** Your goal **
Find every line in the entries that holds the string "Post" and report it.

Record extracts Start Marker

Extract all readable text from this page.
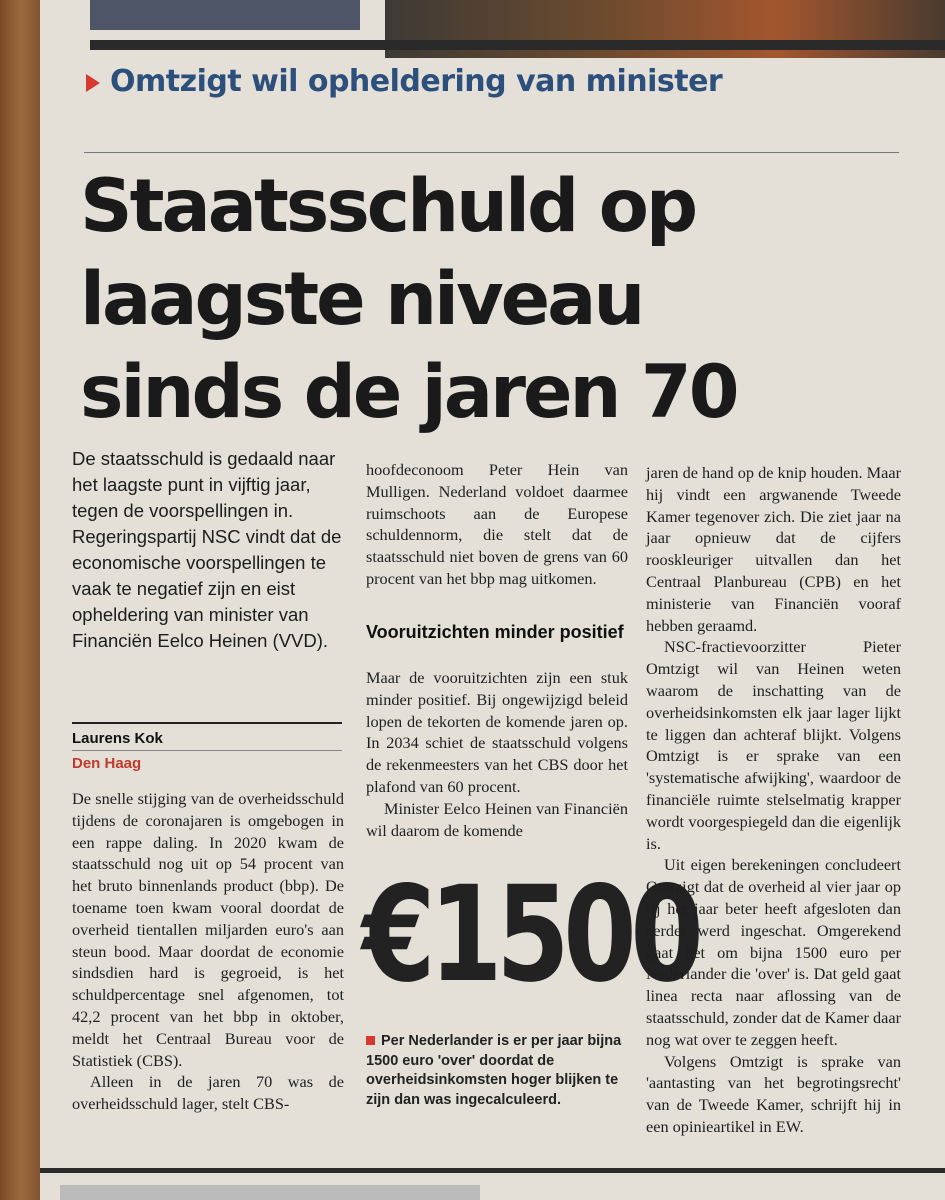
Omtzigt wil opheldering van minister
Staatsschuld op
laagste niveau
sinds de jaren 70
De staatsschuld is gedaald naar het laagste punt in vijftig jaar, tegen de voorspellingen in. Regeringspartij NSC vindt dat de economische voorspellingen te vaak te negatief zijn en eist opheldering van minister van Financiën Eelco Heinen (VVD).
Laurens Kok
Den Haag

De snelle stijging van de overheidsschuld tijdens de coronajaren is omgebogen in een rappe daling. In 2020 kwam de staatsschuld nog uit op 54 procent van het bruto binnenlands product (bbp). De toename toen kwam vooral doordat de overheid tientallen miljarden euro's aan steun bood. Maar doordat de economie sindsdien hard is gegroeid, is het schuldpercentage snel afgenomen, tot 42,2 procent van het bbp in oktober, meldt het Centraal Bureau voor de Statistiek (CBS).

Alleen in de jaren 70 was de overheidsschuld lager, stelt CBS-

hoofdeconoom Peter Hein van Mulligen. Nederland voldoet daarmee ruimschoots aan de Europese schuldennorm, die stelt dat de staatsschuld niet boven de grens van 60 procent van het bbp mag uitkomen.

Vooruitzichten minder positief

Maar de vooruitzichten zijn een stuk minder positief. Bij ongewijzigd beleid lopen de tekorten de komende jaren op. In 2034 schiet de staatsschuld volgens de rekenmeesters van het CBS door het plafond van 60 procent.

Minister Eelco Heinen van Financiën wil daarom de komende

€1500
Per Nederlander is er per jaar bijna 1500 euro 'over' doordat de overheidsinkomsten hoger blijken te zijn dan was ingecalculeerd.

jaren de hand op de knip houden. Maar hij vindt een argwanende Tweede Kamer tegenover zich. Die ziet jaar na jaar opnieuw dat de cijfers rooskleuriger uitvallen dan het Centraal Planbureau (CPB) en het ministerie van Financiën vooraf hebben geraamd.

NSC-fractievoorzitter Pieter Omtzigt wil van Heinen weten waarom de inschatting van de overheidsinkomsten elk jaar lager lijkt te liggen dan achteraf blijkt. Volgens Omtzigt is er sprake van een 'systematische afwijking', waardoor de financiële ruimte stelselmatig krapper wordt voorgespiegeld dan die eigenlijk is.

Uit eigen berekeningen concludeert Omtzigt dat de overheid al vier jaar op rij het jaar beter heeft afgesloten dan eerder werd ingeschat. Omgerekend gaat het om bijna 1500 euro per Nederlander die 'over' is. Dat geld gaat linea recta naar aflossing van de staatsschuld, zonder dat de Kamer daar nog wat over te zeggen heeft.

Volgens Omtzigt is sprake van 'aantasting van het begrotingsrecht' van de Tweede Kamer, schrijft hij in een opinieartikel in EW.
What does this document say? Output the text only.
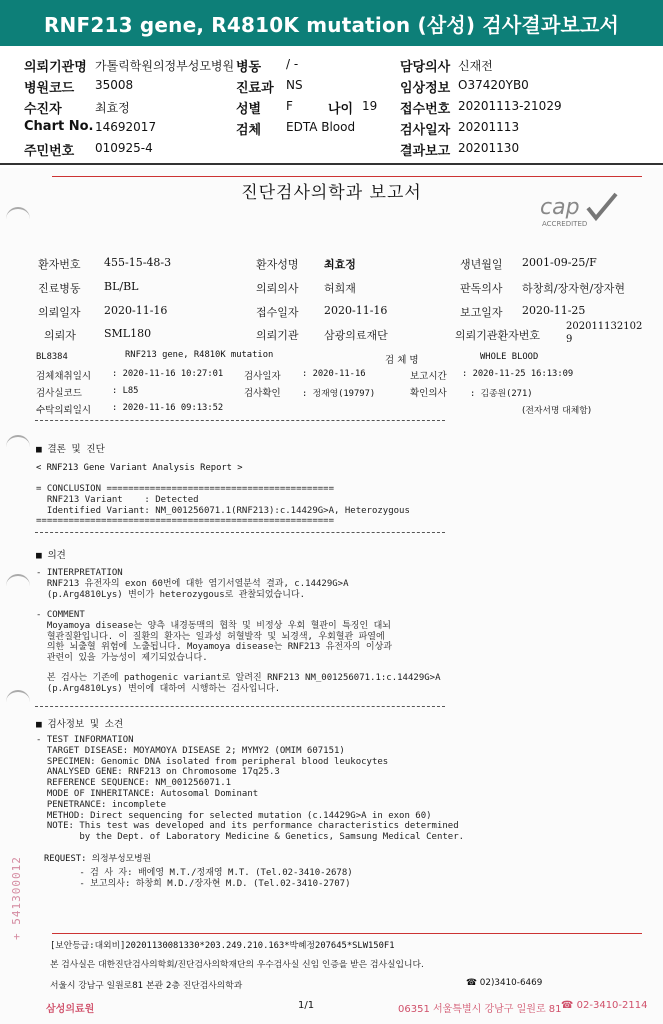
RNF213 gene, R4810K mutation (삼성) 검사결과보고서
의뢰기관명 가톨릭학원의정부성모병원 병동 / -	담당의사 신재전
병원코드 35008	진료과 NS	임상정보 O37420YB0
수진자	최효정	성별 F	나이 19 접수번호 20201113-21029
Chart No. 14692017	검체 EDTA Blood	검사일자 20201113
주민번호 010925-4	결과보고 20201130
진단검사의학과 보고서
cap
ACCREDITED
환자번호 455-15-48-3	환자성명 최효정	생년월일 2001-09-25/F
진료병동 BL/BL	의뢰의사 허희재	판독의사 하창희/장자현/장자현
의뢰일자 2020-11-16	접수일자 2020-11-16	보고일자 2020-11-25
의뢰자	SML180	의뢰기관 삼광의료재단	의뢰기관환자번호
202011132102
9
BL8384	RNF213 gene, R4810K mutation	검 체 명	WHOLE BLOOD
검체채취일시 : 2020-11-16 10:27:01 검사일자 : 2020-11-16	보고시간 : 2020-11-25 16:13:09
검사실코드	: L85	검사확인 : 정재영(19797)	확인의사	: 김종원(271)
수탁의뢰일시 : 2020-11-16 09:13:52	(전자서명 대체함)
■ 결론 및 진단
< RNF213 Gene Variant Analysis Report >
= CONCLUSION ==========================================
RNF213 Variant    : Detected
Identified Variant: NM_001256071.1(RNF213):c.14429G>A, Heterozygous
=======================================================
■ 의견
- INTERPRETATION
RNF213 유전자의 exon 60번에 대한 염기서열분석 결과, c.14429G>A
(p.Arg4810Lys) 변이가 heterozygous로 관찰되었습니다.
- COMMENT
Moyamoya disease는 양측 내경동맥의 협착 및 비정상 우회 혈관이 특징인 대뇌
혈관질환입니다. 이 질환의 환자는 일과성 허혈발작 및 뇌경색, 우회혈관 파열에
의한 뇌출혈 위험에 노출됩니다. Moyamoya disease는 RNF213 유전자의 이상과
관련이 있을 가능성이 제기되었습니다.
본 검사는 기존에 pathogenic variant로 알려진 RNF213 NM_001256071.1:c.14429G>A
(p.Arg4810Lys) 변이에 대하여 시행하는 검사입니다.
■ 검사정보 및 소견
- TEST INFORMATION
TARGET DISEASE: MOYAMOYA DISEASE 2; MYMY2 (OMIM 607151)
SPECIMEN: Genomic DNA isolated from peripheral blood leukocytes
ANALYSED GENE: RNF213 on Chromosome 17q25.3
REFERENCE SEQUENCE: NM_001256071.1
MODE OF INHERITANCE: Autosomal Dominant
PENETRANCE: incomplete
METHOD: Direct sequencing for selected mutation (c.14429G>A in exon 60)
NOTE: This test was developed and its performance characteristics determined
by the Dept. of Laboratory Medicine & Genetics, Samsung Medical Center.
REQUEST: 의정부성모병원
- 검 사 자: 배에영 M.T./정재영 M.T. (Tel.02-3410-2678)
- 보고의사: 하창희 M.D./장자현 M.D. (Tel.02-3410-2707)
+ 541300012
[보안등급:대외비]20201130081330*203.249.210.163*박혜정207645*SLW150F1
본 검사실은 대한진단검사의학회/진단검사의학재단의 우수검사실 신임 인증을 받은 검사실입니다.
서울시 강남구 일원로81 본관 2층 진단검사의학과	☎ 02)3410-6469
삼성의료원	1/1	06351 서울특별시 강남구 일원로 81 ☎ 02-3410-2114
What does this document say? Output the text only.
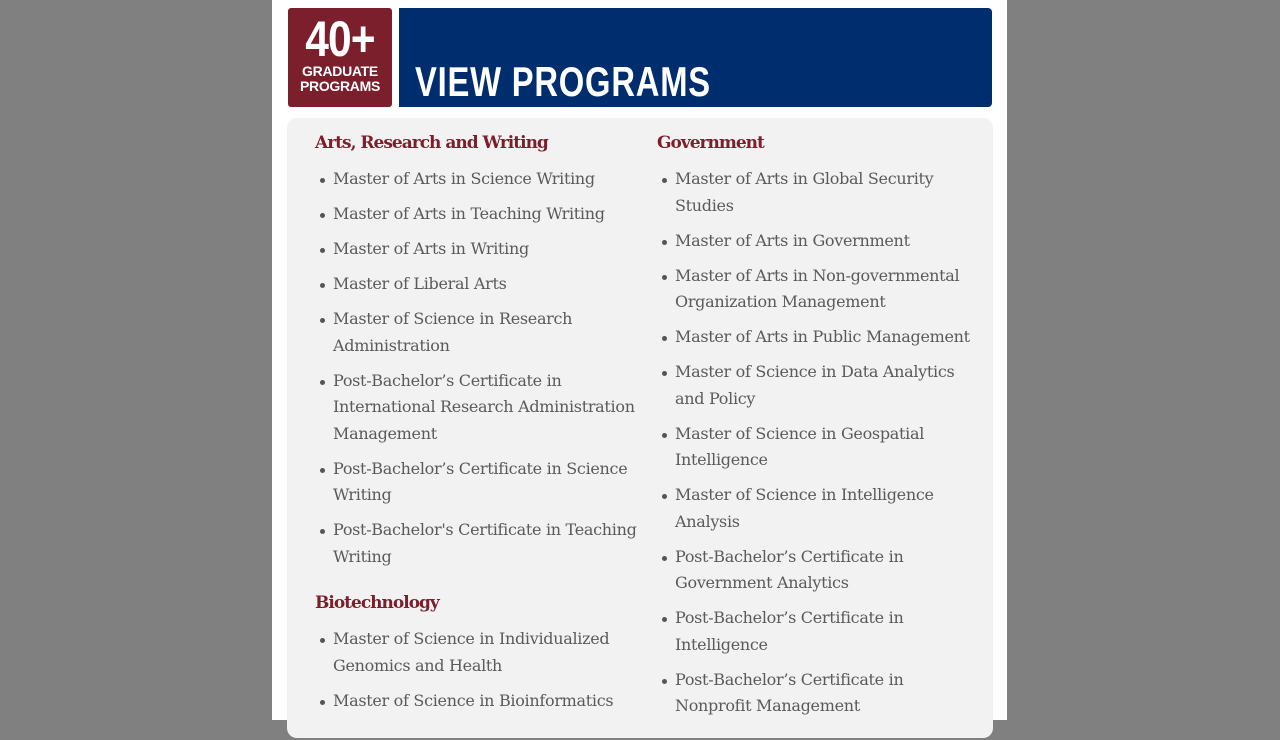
40+
GRADUATE
PROGRAMS VIEW PROGRAMS
Arts, Research and Writing
Master of Arts in Science Writing
Master of Arts in Teaching Writing
Master of Arts in Writing
Master of Liberal Arts
Master of Science in Research Administration
Post-Bachelor’s Certificate in International Research Administration Management
Post-Bachelor’s Certificate in Science Writing
Post-Bachelor's Certificate in Teaching Writing
Biotechnology
Master of Science in Individualized Genomics and Health
Master of Science in Bioinformatics
Government
Master of Arts in Global Security Studies
Master of Arts in Government
Master of Arts in Non-governmental Organization Management
Master of Arts in Public Management
Master of Science in Data Analytics and Policy
Master of Science in Geospatial Intelligence
Master of Science in Intelligence Analysis
Post-Bachelor’s Certificate in Government Analytics
Post-Bachelor’s Certificate in Intelligence
Post-Bachelor’s Certificate in Nonprofit Management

Record extracts End Marker

** Task solution **
Post-Bachelor’s Certificate in International Research Administration Management
Post-Bachelor’s Certificate in Science Writing
Post-Bachelor's Certificate in Teaching Writing
Post-Bachelor’s Certificate in Government Analytics
Post-Bachelor’s Certificate in Intelligence
Post-Bachelor’s Certificate in Nonprofit Management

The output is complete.